Stated task:
Will you write out the data exactly, excluding every picture?

[Recorded data]
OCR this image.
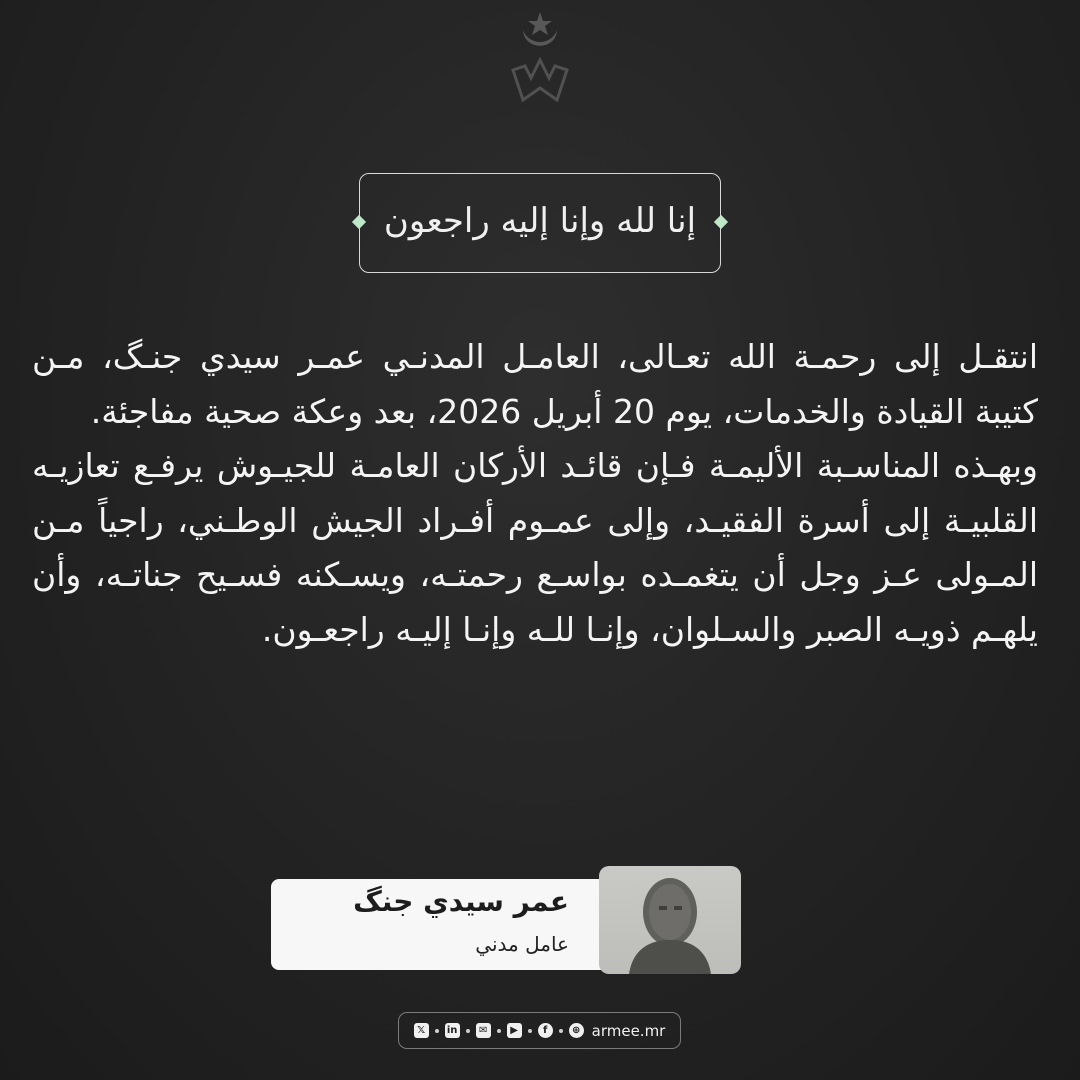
إنا لله وإنا إليه راجعون
انتقـل إلى رحمـة الله تعـالى، العامـل المدنـي عمـر سيدي جنـگ، مـن كتيبة القيادة والخدمات، يوم 20 أبريل 2026، بعد وعكة صحية مفاجئة.
وبهـذه المناسـبة الأليمـة فـإن قائـد الأركان العامـة للجيـوش يرفـع تعازيـه القلبيـة إلى أسرة الفقيـد، وإلى عمـوم أفـراد الجيش الوطـني، راجياً مـن المـولى عـز وجل أن يتغمـده بواسـع رحمتـه، ويسـكنه فسـيح جناتـه، وأن يلهـم ذويـه الصبر والسـلوان، وإنـا للـه وإنـا إليـه راجعـون.
عمر سيدي جنگ
عامل مدني
𝕏	in	✉	▶	f	⊕ armee.mr
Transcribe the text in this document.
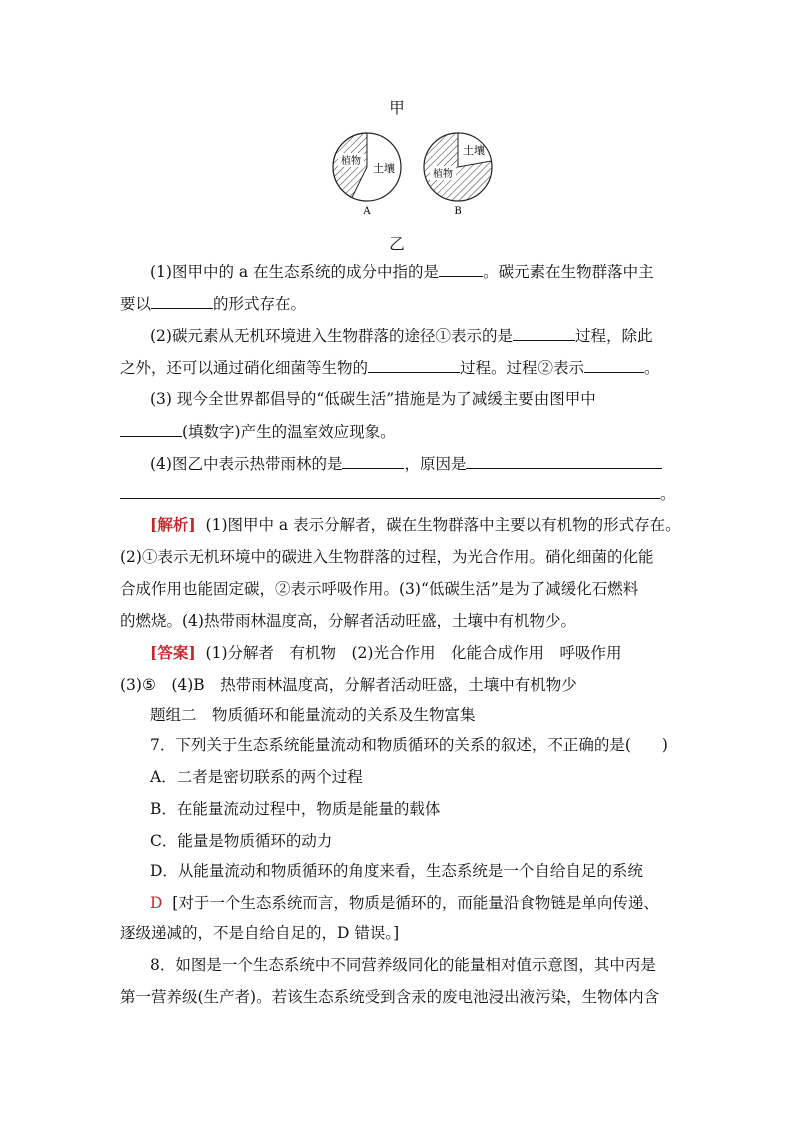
甲
植物
土壤
A
土壤
植物
B
乙
(1)图甲中的 a 在生态系统的成分中指的是	。碳元素在生物群落中主
要以	的形式存在。
(2)碳元素从无机环境进入生物群落的途径①表示的是	过程，除此
之外，还可以通过硝化细菌等生物的	过程。过程②表示	。
(3) 现今全世界都倡导的“低碳生活”措施是为了减缓主要由图甲中
(填数字)产生的温室效应现象。
(4)图乙中表示热带雨林的是	，原因是
。
[解析] (1)图甲中 a 表示分解者，碳在生物群落中主要以有机物的形式存在。
(2)①表示无机环境中的碳进入生物群落的过程，为光合作用。硝化细菌的化能
合成作用也能固定碳，②表示呼吸作用。(3)“低碳生活”是为了减缓化石燃料
的燃烧。(4)热带雨林温度高，分解者活动旺盛，土壤中有机物少。
[答案] (1)分解者　有机物　(2)光合作用　化能合成作用　呼吸作用
(3)⑤　(4)B　热带雨林温度高，分解者活动旺盛，土壤中有机物少
题组二　物质循环和能量流动的关系及生物富集
7．下列关于生态系统能量流动和物质循环的关系的叙述，不正确的是(　　)
A．二者是密切联系的两个过程
B．在能量流动过程中，物质是能量的载体
C．能量是物质循环的动力
D．从能量流动和物质循环的角度来看，生态系统是一个自给自足的系统
D [对于一个生态系统而言，物质是循环的，而能量沿食物链是单向传递、
逐级递减的，不是自给自足的，D 错误。]
8．如图是一个生态系统中不同营养级同化的能量相对值示意图，其中丙是
第一营养级(生产者)。若该生态系统受到含汞的废电池浸出液污染，生物体内含
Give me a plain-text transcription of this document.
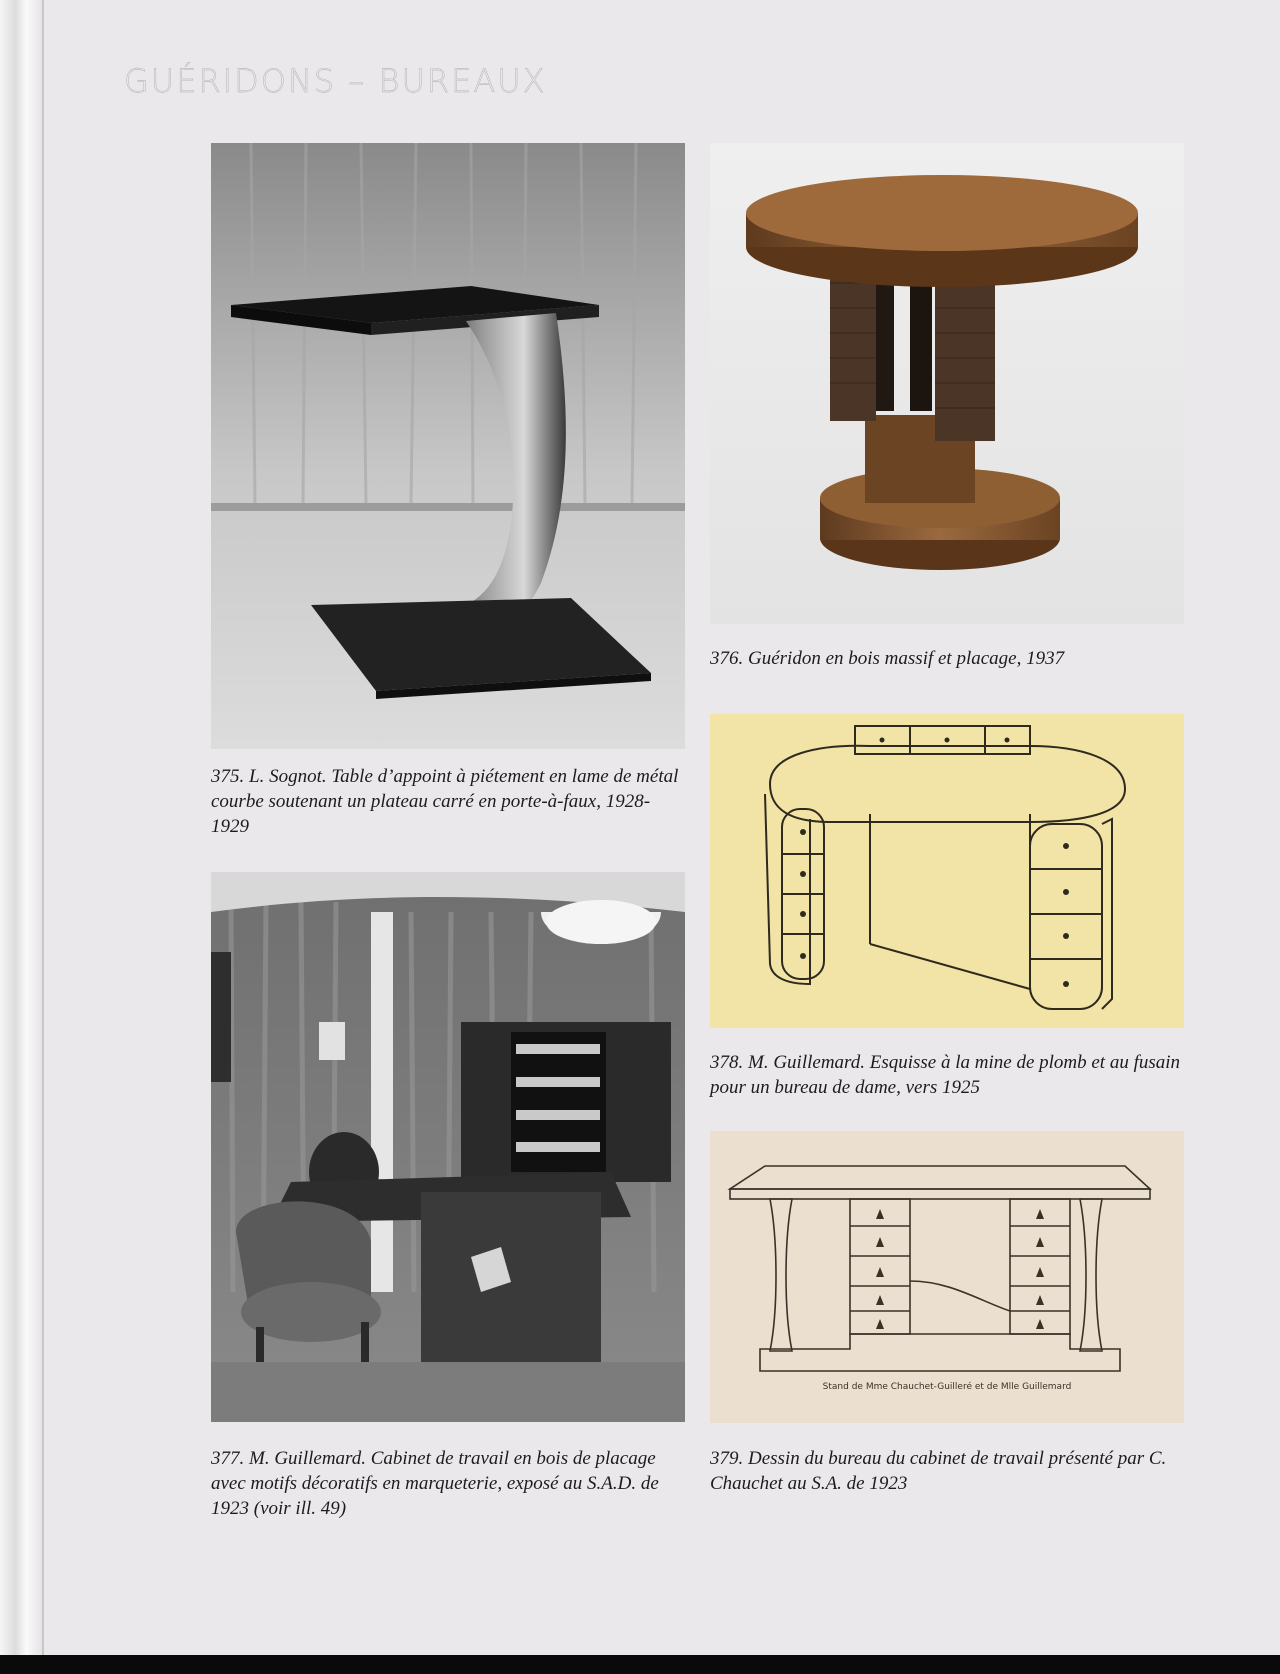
GUÉRIDONS – BUREAUX
375. L. Sognot. Table d’appoint à piétement en lame de métal courbe soutenant un plateau carré en porte-à-faux, 1928-1929
376. Guéridon en bois massif et placage, 1937
378. M. Guillemard. Esquisse à la mine de plomb et au fusain pour un bureau de dame, vers 1925
377. M. Guillemard. Cabinet de travail en bois de placage avec motifs décoratifs en marqueterie, exposé au S.A.D. de 1923 (voir ill. 49)
Stand de Mme Chauchet-Guilleré et de Mlle Guillemard
379. Dessin du bureau du cabinet de travail présenté par C. Chauchet au S.A. de 1923
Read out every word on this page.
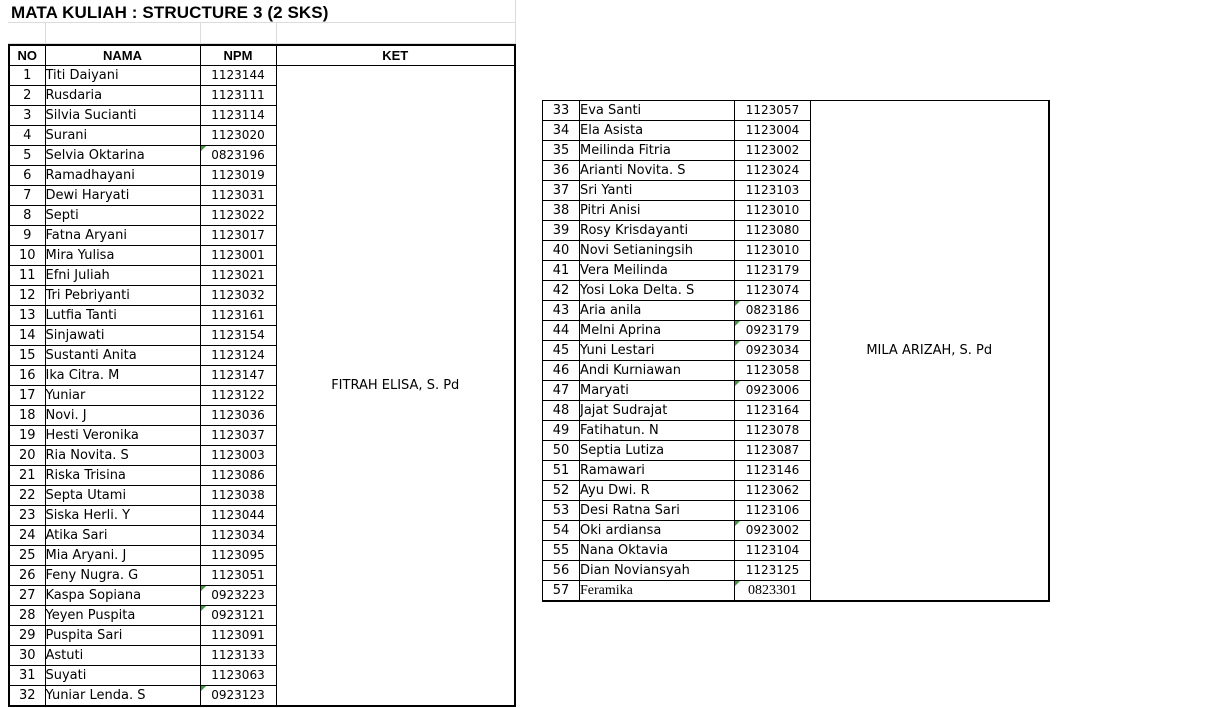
MATA KULIAH : STRUCTURE 3 (2 SKS)
NO	NAMA	NPM	KET
1	Titi Daiyani	1123144	FITRAH ELISA, S. Pd
2	Rusdaria	1123111	
3	Silvia Sucianti	1123114	
4	Surani	1123020	
5	Selvia Oktarina	0823196	
6	Ramadhayani	1123019	
7	Dewi Haryati	1123031	
8	Septi	1123022	
9	Fatna Aryani	1123017	
10	Mira Yulisa	1123001	
11	Efni Juliah	1123021	
12	Tri Pebriyanti	1123032	
13	Lutfia Tanti	1123161	
14	Sinjawati	1123154	
15	Sustanti Anita	1123124	
16	Ika Citra. M	1123147	
17	Yuniar	1123122	
18	Novi. J	1123036	
19	Hesti Veronika	1123037	
20	Ria Novita. S	1123003	
21	Riska Trisina	1123086	
22	Septa Utami	1123038	
23	Siska Herli. Y	1123044	
24	Atika Sari	1123034	
25	Mia Aryani. J	1123095	
26	Feny Nugra. G	1123051	
27	Kaspa Sopiana	0923223	
28	Yeyen Puspita	0923121	
29	Puspita Sari	1123091	
30	Astuti	1123133	
31	Suyati	1123063	
32	Yuniar Lenda. S	0923123	
33	Eva Santi	1123057	MILA ARIZAH, S. Pd
34	Ela Asista	1123004	
35	Meilinda Fitria	1123002	
36	Arianti Novita. S	1123024	
37	Sri Yanti	1123103	
38	Pitri Anisi	1123010	
39	Rosy Krisdayanti	1123080	
40	Novi Setianingsih	1123010	
41	Vera Meilinda	1123179	
42	Yosi Loka Delta. S	1123074	
43	Aria anila	0823186	
44	Melni Aprina	0923179	
45	Yuni Lestari	0923034	
46	Andi Kurniawan	1123058	
47	Maryati	0923006	
48	Jajat Sudrajat	1123164	
49	Fatihatun. N	1123078	
50	Septia Lutiza	1123087	
51	Ramawari	1123146	
52	Ayu Dwi. R	1123062	
53	Desi Ratna Sari	1123106	
54	Oki ardiansa	0923002	
55	Nana Oktavia	1123104	
56	Dian Noviansyah	1123125	
57	Feramika	0823301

Complete answer:
OCR this image.
إنا لله وإنا إليه راجعون
انتقـل إلى رحمـة الله تعـالى، العامـل المدنـي عمـر سيدي جنـگ، مـن كتيبة القيادة والخدمات، يوم 20 أبريل 2026، بعد وعكة صحية مفاجئة.
وبهـذه المناسـبة الأليمـة فـإن قائـد الأركان العامـة للجيـوش يرفـع تعازيـه القلبيـة إلى أسرة الفقيـد، وإلى عمـوم أفـراد الجيش الوطـني، راجياً مـن المـولى عـز وجل أن يتغمـده بواسـع رحمتـه، ويسـكنه فسـيح جناتـه، وأن يلهـم ذويـه الصبر والسـلوان، وإنـا للـه وإنـا إليـه راجعـون.
عمر سيدي جنگ
عامل مدني
𝕏	in	✉	▶	f	⊕ armee.mr
Transcribe the text in this document.
甲
植物
土壤
A
土壤
植物
B
乙
(1)图甲中的 a 在生态系统的成分中指的是	。碳元素在生物群落中主
要以	的形式存在。
(2)碳元素从无机环境进入生物群落的途径①表示的是	过程，除此
之外，还可以通过硝化细菌等生物的	过程。过程②表示	。
(3) 现今全世界都倡导的“低碳生活”措施是为了减缓主要由图甲中
(填数字)产生的温室效应现象。
(4)图乙中表示热带雨林的是	，原因是
。
[解析] (1)图甲中 a 表示分解者，碳在生物群落中主要以有机物的形式存在。
(2)①表示无机环境中的碳进入生物群落的过程，为光合作用。硝化细菌的化能
合成作用也能固定碳，②表示呼吸作用。(3)“低碳生活”是为了减缓化石燃料
的燃烧。(4)热带雨林温度高，分解者活动旺盛，土壤中有机物少。
[答案] (1)分解者　有机物　(2)光合作用　化能合成作用　呼吸作用
(3)⑤　(4)B　热带雨林温度高，分解者活动旺盛，土壤中有机物少
题组二　物质循环和能量流动的关系及生物富集
7．下列关于生态系统能量流动和物质循环的关系的叙述，不正确的是(　　)
A．二者是密切联系的两个过程
B．在能量流动过程中，物质是能量的载体
C．能量是物质循环的动力
D．从能量流动和物质循环的角度来看，生态系统是一个自给自足的系统
D [对于一个生态系统而言，物质是循环的，而能量沿食物链是单向传递、
逐级递减的，不是自给自足的，D 错误。]
8．如图是一个生态系统中不同营养级同化的能量相对值示意图，其中丙是
第一营养级(生产者)。若该生态系统受到含汞的废电池浸出液污染，生物体内含
Give me a plain-text transcription of this document.
GUÉRIDONS – BUREAUX
375. L. Sognot. Table d’appoint à piétement en lame de métal courbe soutenant un plateau carré en porte-à-faux, 1928-1929
376. Guéridon en bois massif et placage, 1937
378. M. Guillemard. Esquisse à la mine de plomb et au fusain pour un bureau de dame, vers 1925
377. M. Guillemard. Cabinet de travail en bois de placage avec motifs décoratifs en marqueterie, exposé au S.A.D. de 1923 (voir ill. 49)
Stand de Mme Chauchet-Guilleré et de Mlle Guillemard
379. Dessin du bureau du cabinet de travail présenté par C. Chauchet au S.A. de 1923
Read out every word on this page.
MATA KULIAH : STRUCTURE 3 (2 SKS)
NO	NAMA	NPM	KET
1	Titi Daiyani	1123144	FITRAH ELISA, S. Pd
2	Rusdaria	1123111	
3	Silvia Sucianti	1123114	
4	Surani	1123020	
5	Selvia Oktarina	0823196	
6	Ramadhayani	1123019	
7	Dewi Haryati	1123031	
8	Septi	1123022	
9	Fatna Aryani	1123017	
10	Mira Yulisa	1123001	
11	Efni Juliah	1123021	
12	Tri Pebriyanti	1123032	
13	Lutfia Tanti	1123161	
14	Sinjawati	1123154	
15	Sustanti Anita	1123124	
16	Ika Citra. M	1123147	
17	Yuniar	1123122	
18	Novi. J	1123036	
19	Hesti Veronika	1123037	
20	Ria Novita. S	1123003	
21	Riska Trisina	1123086	
22	Septa Utami	1123038	
23	Siska Herli. Y	1123044	
24	Atika Sari	1123034	
25	Mia Aryani. J	1123095	
26	Feny Nugra. G	1123051	
27	Kaspa Sopiana	0923223	
28	Yeyen Puspita	0923121	
29	Puspita Sari	1123091	
30	Astuti	1123133	
31	Suyati	1123063	
32	Yuniar Lenda. S	0923123	
33	Eva Santi	1123057	MILA ARIZAH, S. Pd
34	Ela Asista	1123004	
35	Meilinda Fitria	1123002	
36	Arianti Novita. S	1123024	
37	Sri Yanti	1123103	
38	Pitri Anisi	1123010	
39	Rosy Krisdayanti	1123080	
40	Novi Setianingsih	1123010	
41	Vera Meilinda	1123179	
42	Yosi Loka Delta. S	1123074	
43	Aria anila	0823186	
44	Melni Aprina	0923179	
45	Yuni Lestari	0923034	
46	Andi Kurniawan	1123058	
47	Maryati	0923006	
48	Jajat Sudrajat	1123164	
49	Fatihatun. N	1123078	
50	Septia Lutiza	1123087	
51	Ramawari	1123146	
52	Ayu Dwi. R	1123062	
53	Desi Ratna Sari	1123106	
54	Oki ardiansa	0923002	
55	Nana Oktavia	1123104	
56	Dian Noviansyah	1123125	
57	Feramika	0823301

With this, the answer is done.